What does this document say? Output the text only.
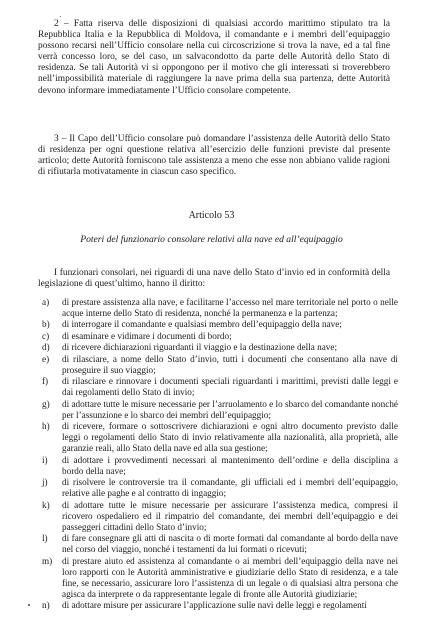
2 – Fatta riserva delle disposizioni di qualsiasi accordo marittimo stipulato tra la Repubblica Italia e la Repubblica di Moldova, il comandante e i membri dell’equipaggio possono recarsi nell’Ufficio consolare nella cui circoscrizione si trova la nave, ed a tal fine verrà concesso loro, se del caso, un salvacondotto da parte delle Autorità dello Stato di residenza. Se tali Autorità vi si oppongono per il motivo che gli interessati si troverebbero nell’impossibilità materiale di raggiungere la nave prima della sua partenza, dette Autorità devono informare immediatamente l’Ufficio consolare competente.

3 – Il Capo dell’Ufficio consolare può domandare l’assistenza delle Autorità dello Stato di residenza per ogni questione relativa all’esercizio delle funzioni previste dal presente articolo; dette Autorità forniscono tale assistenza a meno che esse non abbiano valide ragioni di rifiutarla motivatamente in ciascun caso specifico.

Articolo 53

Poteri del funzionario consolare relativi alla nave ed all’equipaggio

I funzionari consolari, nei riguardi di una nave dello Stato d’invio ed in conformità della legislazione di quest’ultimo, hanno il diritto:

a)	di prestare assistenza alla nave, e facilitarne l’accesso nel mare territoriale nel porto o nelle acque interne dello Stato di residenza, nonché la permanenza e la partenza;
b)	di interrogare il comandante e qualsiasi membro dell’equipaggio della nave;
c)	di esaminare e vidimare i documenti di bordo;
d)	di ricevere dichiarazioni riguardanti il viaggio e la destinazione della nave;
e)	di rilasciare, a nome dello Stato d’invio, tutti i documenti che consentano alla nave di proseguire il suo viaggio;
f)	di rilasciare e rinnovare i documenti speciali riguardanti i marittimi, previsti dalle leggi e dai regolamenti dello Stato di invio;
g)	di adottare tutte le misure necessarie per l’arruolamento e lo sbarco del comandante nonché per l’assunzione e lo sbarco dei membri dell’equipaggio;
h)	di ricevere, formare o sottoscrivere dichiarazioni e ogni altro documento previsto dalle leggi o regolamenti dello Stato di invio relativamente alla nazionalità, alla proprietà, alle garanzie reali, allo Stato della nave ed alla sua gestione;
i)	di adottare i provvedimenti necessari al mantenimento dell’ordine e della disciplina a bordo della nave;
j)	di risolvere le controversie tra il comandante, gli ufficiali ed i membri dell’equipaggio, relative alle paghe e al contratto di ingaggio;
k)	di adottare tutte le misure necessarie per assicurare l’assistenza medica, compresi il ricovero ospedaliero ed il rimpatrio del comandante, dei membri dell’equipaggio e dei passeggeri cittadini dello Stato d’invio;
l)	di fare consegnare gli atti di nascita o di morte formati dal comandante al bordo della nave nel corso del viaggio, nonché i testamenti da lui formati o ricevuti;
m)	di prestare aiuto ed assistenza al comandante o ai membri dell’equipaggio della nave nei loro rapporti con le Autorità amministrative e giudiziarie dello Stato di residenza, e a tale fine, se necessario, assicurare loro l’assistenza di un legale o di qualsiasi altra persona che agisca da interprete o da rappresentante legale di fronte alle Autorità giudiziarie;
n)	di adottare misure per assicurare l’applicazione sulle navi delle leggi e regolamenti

——————————

All of the material above is to be copied exactly, except for its images.

[ANSWER TO THE EXERCISE]
What does this document say? Output the text only.
2 – Fatta riserva delle disposizioni di qualsiasi accordo marittimo stipulato tra la Repubblica Italia e la Repubblica di Moldova, il comandante e i membri dell’equipaggio possono recarsi nell’Ufficio consolare nella cui circoscrizione si trova la nave, ed a tal fine verrà concesso loro, se del caso, un salvacondotto da parte delle Autorità dello Stato di residenza. Se tali Autorità vi si oppongono per il motivo che gli interessati si troverebbero nell’impossibilità materiale di raggiungere la nave prima della sua partenza, dette Autorità devono informare immediatamente l’Ufficio consolare competente.

3 – Il Capo dell’Ufficio consolare può domandare l’assistenza delle Autorità dello Stato di residenza per ogni questione relativa all’esercizio delle funzioni previste dal presente articolo; dette Autorità forniscono tale assistenza a meno che esse non abbiano valide ragioni di rifiutarla motivatamente in ciascun caso specifico.

Articolo 53

Poteri del funzionario consolare relativi alla nave ed all’equipaggio

I funzionari consolari, nei riguardi di una nave dello Stato d’invio ed in conformità della legislazione di quest’ultimo, hanno il diritto:

a)	di prestare assistenza alla nave, e facilitarne l’accesso nel mare territoriale nel porto o nelle acque interne dello Stato di residenza, nonché la permanenza e la partenza;
b)	di interrogare il comandante e qualsiasi membro dell’equipaggio della nave;
c)	di esaminare e vidimare i documenti di bordo;
d)	di ricevere dichiarazioni riguardanti il viaggio e la destinazione della nave;
e)	di rilasciare, a nome dello Stato d’invio, tutti i documenti che consentano alla nave di proseguire il suo viaggio;
f)	di rilasciare e rinnovare i documenti speciali riguardanti i marittimi, previsti dalle leggi e dai regolamenti dello Stato di invio;
g)	di adottare tutte le misure necessarie per l’arruolamento e lo sbarco del comandante nonché per l’assunzione e lo sbarco dei membri dell’equipaggio;
h)	di ricevere, formare o sottoscrivere dichiarazioni e ogni altro documento previsto dalle leggi o regolamenti dello Stato di invio relativamente alla nazionalità, alla proprietà, alle garanzie reali, allo Stato della nave ed alla sua gestione;
i)	di adottare i provvedimenti necessari al mantenimento dell’ordine e della disciplina a bordo della nave;
j)	di risolvere le controversie tra il comandante, gli ufficiali ed i membri dell’equipaggio, relative alle paghe e al contratto di ingaggio;
k)	di adottare tutte le misure necessarie per assicurare l’assistenza medica, compresi il ricovero ospedaliero ed il rimpatrio del comandante, dei membri dell’equipaggio e dei passeggeri cittadini dello Stato d’invio;
l)	di fare consegnare gli atti di nascita o di morte formati dal comandante al bordo della nave nel corso del viaggio, nonché i testamenti da lui formati o ricevuti;
m)	di prestare aiuto ed assistenza al comandante o ai membri dell’equipaggio della nave nei loro rapporti con le Autorità amministrative e giudiziarie dello Stato di residenza, e a tale fine, se necessario, assicurare loro l’assistenza di un legale o di qualsiasi altra persona che agisca da interprete o da rappresentante legale di fronte alle Autorità giudiziarie;
n)	di adottare misure per assicurare l’applicazione sulle navi delle leggi e regolamenti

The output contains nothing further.